### Required action
Retype all of the entries word for word.

### Material provided
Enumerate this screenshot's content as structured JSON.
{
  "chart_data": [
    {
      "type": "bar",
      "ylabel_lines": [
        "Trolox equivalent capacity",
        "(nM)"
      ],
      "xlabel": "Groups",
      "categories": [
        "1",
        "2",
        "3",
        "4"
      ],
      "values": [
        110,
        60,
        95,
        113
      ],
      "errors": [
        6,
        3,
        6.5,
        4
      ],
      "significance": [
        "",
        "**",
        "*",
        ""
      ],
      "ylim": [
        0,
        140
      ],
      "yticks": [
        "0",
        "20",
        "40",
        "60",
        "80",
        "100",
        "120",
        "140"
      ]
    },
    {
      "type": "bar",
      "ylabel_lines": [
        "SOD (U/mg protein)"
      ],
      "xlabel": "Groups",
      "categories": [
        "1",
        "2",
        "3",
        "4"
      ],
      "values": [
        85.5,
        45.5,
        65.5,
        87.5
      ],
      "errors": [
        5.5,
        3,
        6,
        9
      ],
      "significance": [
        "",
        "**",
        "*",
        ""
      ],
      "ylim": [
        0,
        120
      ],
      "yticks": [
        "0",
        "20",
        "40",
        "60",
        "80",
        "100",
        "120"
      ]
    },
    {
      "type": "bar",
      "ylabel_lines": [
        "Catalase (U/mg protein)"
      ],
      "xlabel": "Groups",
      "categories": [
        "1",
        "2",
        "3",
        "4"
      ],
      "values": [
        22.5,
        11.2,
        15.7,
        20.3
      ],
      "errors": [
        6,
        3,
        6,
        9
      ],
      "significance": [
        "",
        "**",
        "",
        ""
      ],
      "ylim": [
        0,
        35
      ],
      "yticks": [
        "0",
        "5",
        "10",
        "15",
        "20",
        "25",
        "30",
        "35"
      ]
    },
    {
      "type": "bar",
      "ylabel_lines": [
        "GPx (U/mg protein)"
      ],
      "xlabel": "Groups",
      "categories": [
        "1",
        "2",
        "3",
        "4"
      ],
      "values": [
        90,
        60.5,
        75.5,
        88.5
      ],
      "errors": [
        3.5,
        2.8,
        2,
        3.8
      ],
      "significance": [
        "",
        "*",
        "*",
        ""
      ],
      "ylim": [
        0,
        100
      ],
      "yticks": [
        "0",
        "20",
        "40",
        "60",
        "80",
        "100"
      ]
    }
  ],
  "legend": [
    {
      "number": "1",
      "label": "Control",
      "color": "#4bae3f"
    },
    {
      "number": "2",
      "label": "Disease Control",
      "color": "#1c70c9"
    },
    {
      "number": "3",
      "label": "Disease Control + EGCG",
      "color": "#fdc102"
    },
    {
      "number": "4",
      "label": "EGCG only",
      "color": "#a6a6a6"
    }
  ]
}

### Expected answer
Enumerate this screenshot's content as structured JSON.
{
  "chart_data": [
    {
      "type": "bar",
      "ylabel_lines": [
        "Trolox equivalent capacity",
        "(nM)"
      ],
      "xlabel": "Groups",
      "categories": [
        "1",
        "2",
        "3",
        "4"
      ],
      "values": [
        110,
        60,
        95,
        113
      ],
      "errors": [
        6,
        3,
        6.5,
        4
      ],
      "significance": [
        "",
        "**",
        "*",
        ""
      ],
      "ylim": [
        0,
        140
      ],
      "yticks": [
        "0",
        "20",
        "40",
        "60",
        "80",
        "100",
        "120",
        "140"
      ]
    },
    {
      "type": "bar",
      "ylabel_lines": [
        "SOD (U/mg protein)"
      ],
      "xlabel": "Groups",
      "categories": [
        "1",
        "2",
        "3",
        "4"
      ],
      "values": [
        85.5,
        45.5,
        65.5,
        87.5
      ],
      "errors": [
        5.5,
        3,
        6,
        9
      ],
      "significance": [
        "",
        "**",
        "*",
        ""
      ],
      "ylim": [
        0,
        120
      ],
      "yticks": [
        "0",
        "20",
        "40",
        "60",
        "80",
        "100",
        "120"
      ]
    },
    {
      "type": "bar",
      "ylabel_lines": [
        "Catalase (U/mg protein)"
      ],
      "xlabel": "Groups",
      "categories": [
        "1",
        "2",
        "3",
        "4"
      ],
      "values": [
        22.5,
        11.2,
        15.7,
        20.3
      ],
      "errors": [
        6,
        3,
        6,
        9
      ],
      "significance": [
        "",
        "**",
        "",
        ""
      ],
      "ylim": [
        0,
        35
      ],
      "yticks": [
        "0",
        "5",
        "10",
        "15",
        "20",
        "25",
        "30",
        "35"
      ]
    },
    {
      "type": "bar",
      "ylabel_lines": [
        "GPx (U/mg protein)"
      ],
      "xlabel": "Groups",
      "categories": [
        "1",
        "2",
        "3",
        "4"
      ],
      "values": [
        90,
        60.5,
        75.5,
        88.5
      ],
      "errors": [
        3.5,
        2.8,
        2,
        3.8
      ],
      "significance": [
        "",
        "*",
        "*",
        ""
      ],
      "ylim": [
        0,
        100
      ],
      "yticks": [
        "0",
        "20",
        "40",
        "60",
        "80",
        "100"
      ]
    }
  ],
  "legend": [
    {
      "number": "1",
      "label": "Control",
      "color": "#4bae3f"
    },
    {
      "number": "2",
      "label": "Disease Control",
      "color": "#1c70c9"
    },
    {
      "number": "3",
      "label": "Disease Control + EGCG",
      "color": "#fdc102"
    },
    {
      "number": "4",
      "label": "EGCG only",
      "color": "#a6a6a6"
    }
  ]
}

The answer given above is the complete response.